▶ **OBJECTIVE**
Using the listing below, please gather every line containing the word "从题中所给的".

[START OF ITEMS]

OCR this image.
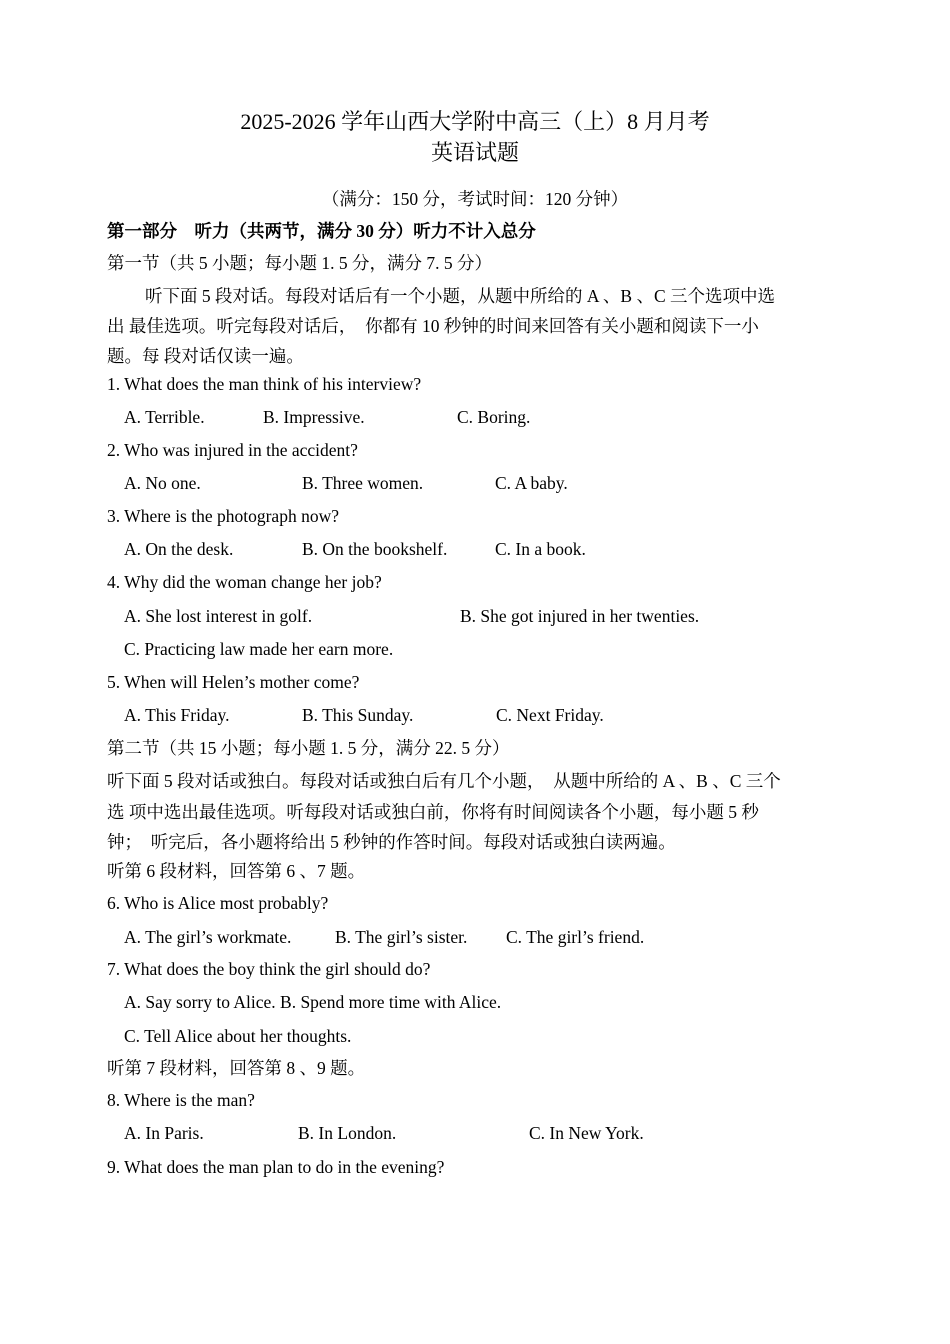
2025-2026 学年山西大学附中高三（上）8 月月考
英语试题
（满分：150 分，考试时间：120 分钟）
第一部分　听力（共两节，满分 30 分）听力不计入总分
第一节（共 5 小题；每小题 1. 5 分，满分 7. 5 分）
听下面 5 段对话。每段对话后有一个小题，从题中所给的 A 、B 、C 三个选项中选
出 最佳选项。听完每段对话后，　你都有 10 秒钟的时间来回答有关小题和阅读下一小
题。每 段对话仅读一遍。
1. What does the man think of his interview?
A. Terrible.	B. Impressive.	C. Boring.
2. Who was injured in the accident?
A. No one.	B. Three women.	C. A baby.
3. Where is the photograph now?
A. On the desk.	B. On the bookshelf.	C. In a book.
4. Why did the woman change her job?
A. She lost interest in golf.	B. She got injured in her twenties.
C. Practicing law made her earn more.
5. When will Helen’s mother come?
A. This Friday.	B. This Sunday.	C. Next Friday.
第二节（共 15 小题；每小题 1. 5 分，满分 22. 5 分）
听下面 5 段对话或独白。每段对话或独白后有几个小题，　从题中所给的 A 、B 、C 三个
选 项中选出最佳选项。听每段对话或独白前，你将有时间阅读各个小题，每小题 5 秒
钟；　听完后，各小题将给出 5 秒钟的作答时间。每段对话或独白读两遍。
听第 6 段材料，回答第 6 、7 题。
6. Who is Alice most probably?
A. The girl’s workmate. B. The girl’s sister. C. The girl’s friend.
7. What does the boy think the girl should do?
A. Say sorry to Alice. B. Spend more time with Alice.
C. Tell Alice about her thoughts.
听第 7 段材料，回答第 8 、9 题。
8. Where is the man?
A. In Paris.	B. In London.	C. In New York.
9. What does the man plan to do in the evening?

[END OF ITEMS]

▶ **ANSWER TO THE EXERCISE**
听下面 5 段对话。每段对话后有一个小题，从题中所给的 A 、B 、C 三个选项中选
听下面 5 段对话或独白。每段对话或独白后有几个小题，　从题中所给的 A 、B 、C 三个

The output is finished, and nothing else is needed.